## Goal
Give the count of lines containing the string "草帽lufei", with no other output.

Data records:

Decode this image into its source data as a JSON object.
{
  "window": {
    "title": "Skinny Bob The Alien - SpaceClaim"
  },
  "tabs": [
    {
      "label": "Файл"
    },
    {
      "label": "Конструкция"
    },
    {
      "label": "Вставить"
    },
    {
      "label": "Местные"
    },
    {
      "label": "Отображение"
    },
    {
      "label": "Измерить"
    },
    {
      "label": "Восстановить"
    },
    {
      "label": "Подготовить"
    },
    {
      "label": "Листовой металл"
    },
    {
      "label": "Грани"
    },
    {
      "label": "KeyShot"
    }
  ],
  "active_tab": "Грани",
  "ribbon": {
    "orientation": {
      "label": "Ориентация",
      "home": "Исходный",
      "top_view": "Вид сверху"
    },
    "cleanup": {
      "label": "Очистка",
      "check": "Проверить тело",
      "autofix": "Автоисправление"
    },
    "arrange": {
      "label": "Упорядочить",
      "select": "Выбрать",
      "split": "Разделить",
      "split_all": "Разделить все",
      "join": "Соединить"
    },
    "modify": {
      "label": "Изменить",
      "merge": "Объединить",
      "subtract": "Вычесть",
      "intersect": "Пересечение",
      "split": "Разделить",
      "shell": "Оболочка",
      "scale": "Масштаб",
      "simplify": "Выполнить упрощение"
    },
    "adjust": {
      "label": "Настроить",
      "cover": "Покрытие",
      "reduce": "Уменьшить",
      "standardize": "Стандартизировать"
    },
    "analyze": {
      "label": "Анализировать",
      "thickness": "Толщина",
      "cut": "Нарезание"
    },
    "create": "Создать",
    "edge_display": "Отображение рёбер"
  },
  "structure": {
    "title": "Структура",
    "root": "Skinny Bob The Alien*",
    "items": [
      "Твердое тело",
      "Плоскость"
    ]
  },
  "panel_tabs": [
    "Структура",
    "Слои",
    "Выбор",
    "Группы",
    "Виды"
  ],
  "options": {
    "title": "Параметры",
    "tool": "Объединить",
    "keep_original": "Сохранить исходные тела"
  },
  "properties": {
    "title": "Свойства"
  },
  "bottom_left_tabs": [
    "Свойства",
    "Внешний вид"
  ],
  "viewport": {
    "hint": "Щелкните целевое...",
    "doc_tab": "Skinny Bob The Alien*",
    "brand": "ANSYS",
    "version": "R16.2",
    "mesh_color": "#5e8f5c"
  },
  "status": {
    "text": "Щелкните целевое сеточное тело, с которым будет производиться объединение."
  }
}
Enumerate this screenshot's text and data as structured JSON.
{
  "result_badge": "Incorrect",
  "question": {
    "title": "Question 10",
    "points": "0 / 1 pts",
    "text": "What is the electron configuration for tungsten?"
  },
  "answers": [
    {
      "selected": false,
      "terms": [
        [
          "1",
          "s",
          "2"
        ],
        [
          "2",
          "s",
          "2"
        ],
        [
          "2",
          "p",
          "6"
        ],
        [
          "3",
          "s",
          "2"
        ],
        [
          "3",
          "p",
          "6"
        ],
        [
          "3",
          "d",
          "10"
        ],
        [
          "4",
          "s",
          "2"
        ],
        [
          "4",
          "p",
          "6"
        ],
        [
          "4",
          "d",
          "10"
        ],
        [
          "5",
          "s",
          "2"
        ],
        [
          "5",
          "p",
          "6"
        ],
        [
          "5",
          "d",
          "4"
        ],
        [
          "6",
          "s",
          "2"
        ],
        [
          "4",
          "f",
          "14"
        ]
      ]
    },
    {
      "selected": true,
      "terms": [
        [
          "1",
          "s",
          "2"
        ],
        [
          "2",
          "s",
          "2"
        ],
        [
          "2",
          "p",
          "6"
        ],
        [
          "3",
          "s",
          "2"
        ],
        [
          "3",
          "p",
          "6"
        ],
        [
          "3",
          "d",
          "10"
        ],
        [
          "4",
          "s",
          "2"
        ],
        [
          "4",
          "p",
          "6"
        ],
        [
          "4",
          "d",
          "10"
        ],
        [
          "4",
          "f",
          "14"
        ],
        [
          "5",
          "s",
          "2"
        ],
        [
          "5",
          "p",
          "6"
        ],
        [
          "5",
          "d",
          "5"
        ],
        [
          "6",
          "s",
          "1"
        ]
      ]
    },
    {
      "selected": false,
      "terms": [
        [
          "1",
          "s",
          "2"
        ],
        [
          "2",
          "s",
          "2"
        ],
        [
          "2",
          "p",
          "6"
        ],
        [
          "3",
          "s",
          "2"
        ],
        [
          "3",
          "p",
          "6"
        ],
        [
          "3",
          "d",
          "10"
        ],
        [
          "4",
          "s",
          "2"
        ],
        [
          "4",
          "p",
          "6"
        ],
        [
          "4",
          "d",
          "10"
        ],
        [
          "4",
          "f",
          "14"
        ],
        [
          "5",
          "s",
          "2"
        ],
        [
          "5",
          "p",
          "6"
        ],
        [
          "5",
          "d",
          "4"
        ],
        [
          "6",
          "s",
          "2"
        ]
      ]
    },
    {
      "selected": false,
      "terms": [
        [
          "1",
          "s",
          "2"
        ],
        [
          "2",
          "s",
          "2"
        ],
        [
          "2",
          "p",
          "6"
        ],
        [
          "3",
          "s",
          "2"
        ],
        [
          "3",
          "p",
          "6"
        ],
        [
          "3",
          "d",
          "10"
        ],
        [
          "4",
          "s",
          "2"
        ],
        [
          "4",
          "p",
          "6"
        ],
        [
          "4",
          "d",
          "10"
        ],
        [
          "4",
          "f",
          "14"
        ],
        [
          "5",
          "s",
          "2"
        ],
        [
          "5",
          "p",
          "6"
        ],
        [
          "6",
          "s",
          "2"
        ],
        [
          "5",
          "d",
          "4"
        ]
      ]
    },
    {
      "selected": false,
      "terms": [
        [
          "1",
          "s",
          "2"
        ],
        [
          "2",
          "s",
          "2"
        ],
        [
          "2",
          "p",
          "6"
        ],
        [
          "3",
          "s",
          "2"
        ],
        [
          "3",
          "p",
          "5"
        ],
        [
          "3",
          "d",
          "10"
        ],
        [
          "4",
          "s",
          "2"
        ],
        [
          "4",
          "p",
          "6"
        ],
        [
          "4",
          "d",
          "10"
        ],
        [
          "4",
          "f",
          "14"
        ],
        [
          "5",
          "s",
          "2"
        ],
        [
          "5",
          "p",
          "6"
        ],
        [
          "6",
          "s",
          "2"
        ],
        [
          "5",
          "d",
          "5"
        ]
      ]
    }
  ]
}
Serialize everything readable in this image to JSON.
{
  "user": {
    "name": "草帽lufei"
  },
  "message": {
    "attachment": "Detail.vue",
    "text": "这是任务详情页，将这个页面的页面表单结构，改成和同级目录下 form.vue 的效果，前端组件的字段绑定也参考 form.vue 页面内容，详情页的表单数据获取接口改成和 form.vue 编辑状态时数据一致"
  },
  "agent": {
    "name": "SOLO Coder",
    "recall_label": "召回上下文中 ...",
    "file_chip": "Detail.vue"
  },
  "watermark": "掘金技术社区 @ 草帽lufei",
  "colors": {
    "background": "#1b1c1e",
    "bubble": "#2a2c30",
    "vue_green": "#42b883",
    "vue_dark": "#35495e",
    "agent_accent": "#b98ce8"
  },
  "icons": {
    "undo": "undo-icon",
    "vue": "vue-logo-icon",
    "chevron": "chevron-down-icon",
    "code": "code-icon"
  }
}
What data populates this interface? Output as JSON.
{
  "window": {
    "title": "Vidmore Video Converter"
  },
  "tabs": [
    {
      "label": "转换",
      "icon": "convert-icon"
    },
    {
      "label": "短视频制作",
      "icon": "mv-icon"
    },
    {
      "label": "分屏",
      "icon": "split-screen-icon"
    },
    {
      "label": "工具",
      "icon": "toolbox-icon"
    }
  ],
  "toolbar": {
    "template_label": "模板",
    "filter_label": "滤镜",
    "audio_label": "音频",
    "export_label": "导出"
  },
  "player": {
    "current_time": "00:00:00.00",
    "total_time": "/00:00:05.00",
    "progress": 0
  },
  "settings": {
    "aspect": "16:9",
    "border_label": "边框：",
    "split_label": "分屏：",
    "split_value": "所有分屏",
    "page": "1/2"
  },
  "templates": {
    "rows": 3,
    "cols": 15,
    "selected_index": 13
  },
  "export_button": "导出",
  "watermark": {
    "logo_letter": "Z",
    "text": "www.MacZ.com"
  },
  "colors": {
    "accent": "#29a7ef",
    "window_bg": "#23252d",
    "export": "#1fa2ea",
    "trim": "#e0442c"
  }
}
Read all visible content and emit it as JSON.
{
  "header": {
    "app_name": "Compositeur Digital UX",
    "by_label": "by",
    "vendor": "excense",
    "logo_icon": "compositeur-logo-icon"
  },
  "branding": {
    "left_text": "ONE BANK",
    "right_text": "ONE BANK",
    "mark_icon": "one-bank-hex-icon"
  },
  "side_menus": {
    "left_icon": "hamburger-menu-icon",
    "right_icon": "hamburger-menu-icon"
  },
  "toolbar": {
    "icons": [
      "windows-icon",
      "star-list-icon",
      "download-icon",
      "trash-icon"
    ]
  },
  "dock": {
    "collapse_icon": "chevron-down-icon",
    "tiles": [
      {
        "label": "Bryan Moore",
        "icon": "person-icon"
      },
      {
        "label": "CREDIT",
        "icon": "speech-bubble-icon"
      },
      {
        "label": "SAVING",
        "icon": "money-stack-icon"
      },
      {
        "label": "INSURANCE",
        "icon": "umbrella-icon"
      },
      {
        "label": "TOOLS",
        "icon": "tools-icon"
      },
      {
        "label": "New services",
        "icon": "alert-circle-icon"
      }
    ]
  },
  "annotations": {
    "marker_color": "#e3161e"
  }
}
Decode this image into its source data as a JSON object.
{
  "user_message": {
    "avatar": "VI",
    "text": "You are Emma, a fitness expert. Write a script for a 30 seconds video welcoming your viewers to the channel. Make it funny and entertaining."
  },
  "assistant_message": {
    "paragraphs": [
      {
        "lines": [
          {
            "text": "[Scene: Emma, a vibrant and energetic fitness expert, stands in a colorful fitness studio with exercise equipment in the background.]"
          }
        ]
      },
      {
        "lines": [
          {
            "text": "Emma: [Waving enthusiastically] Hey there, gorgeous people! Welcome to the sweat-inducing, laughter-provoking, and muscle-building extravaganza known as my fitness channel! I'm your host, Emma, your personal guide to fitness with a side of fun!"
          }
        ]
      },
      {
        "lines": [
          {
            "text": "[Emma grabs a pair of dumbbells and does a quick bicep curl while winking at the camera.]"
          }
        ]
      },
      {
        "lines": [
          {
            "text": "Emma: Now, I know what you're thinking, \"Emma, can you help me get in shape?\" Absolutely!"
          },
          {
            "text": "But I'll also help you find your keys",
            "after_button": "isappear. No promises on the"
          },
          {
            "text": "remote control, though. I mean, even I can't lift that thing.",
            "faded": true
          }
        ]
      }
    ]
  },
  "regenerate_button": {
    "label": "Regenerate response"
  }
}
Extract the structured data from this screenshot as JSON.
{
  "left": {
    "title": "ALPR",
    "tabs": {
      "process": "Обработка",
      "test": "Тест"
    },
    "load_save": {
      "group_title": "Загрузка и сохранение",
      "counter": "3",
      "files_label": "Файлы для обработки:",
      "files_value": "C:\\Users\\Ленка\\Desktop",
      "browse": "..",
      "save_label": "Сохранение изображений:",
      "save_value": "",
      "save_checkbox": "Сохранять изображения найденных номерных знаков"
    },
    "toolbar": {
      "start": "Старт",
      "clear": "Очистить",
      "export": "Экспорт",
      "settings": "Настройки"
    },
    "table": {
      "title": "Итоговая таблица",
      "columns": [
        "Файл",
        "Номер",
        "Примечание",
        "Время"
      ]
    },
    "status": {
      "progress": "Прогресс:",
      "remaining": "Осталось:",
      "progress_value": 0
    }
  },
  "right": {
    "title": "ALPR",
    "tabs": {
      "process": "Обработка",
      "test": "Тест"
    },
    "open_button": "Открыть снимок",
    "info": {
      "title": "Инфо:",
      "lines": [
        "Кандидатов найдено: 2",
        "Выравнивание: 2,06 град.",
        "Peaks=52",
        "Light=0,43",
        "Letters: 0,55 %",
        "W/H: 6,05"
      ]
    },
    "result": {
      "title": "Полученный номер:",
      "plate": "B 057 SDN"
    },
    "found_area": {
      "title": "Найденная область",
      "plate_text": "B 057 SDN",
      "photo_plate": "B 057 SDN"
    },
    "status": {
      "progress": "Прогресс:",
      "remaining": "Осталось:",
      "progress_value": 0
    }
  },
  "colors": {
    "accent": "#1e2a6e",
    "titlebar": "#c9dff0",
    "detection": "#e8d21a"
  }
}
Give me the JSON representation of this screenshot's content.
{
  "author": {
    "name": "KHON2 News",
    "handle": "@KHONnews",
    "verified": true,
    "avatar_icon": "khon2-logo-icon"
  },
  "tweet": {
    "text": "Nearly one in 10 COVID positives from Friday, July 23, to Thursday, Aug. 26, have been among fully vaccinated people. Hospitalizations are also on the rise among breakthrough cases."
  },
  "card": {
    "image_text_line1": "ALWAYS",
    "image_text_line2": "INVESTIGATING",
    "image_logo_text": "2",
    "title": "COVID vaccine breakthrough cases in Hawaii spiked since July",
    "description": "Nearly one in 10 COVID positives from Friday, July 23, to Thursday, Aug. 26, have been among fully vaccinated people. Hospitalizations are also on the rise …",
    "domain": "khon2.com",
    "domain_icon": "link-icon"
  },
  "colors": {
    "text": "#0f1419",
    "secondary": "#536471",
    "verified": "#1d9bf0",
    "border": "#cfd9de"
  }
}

## Response for this exercise
2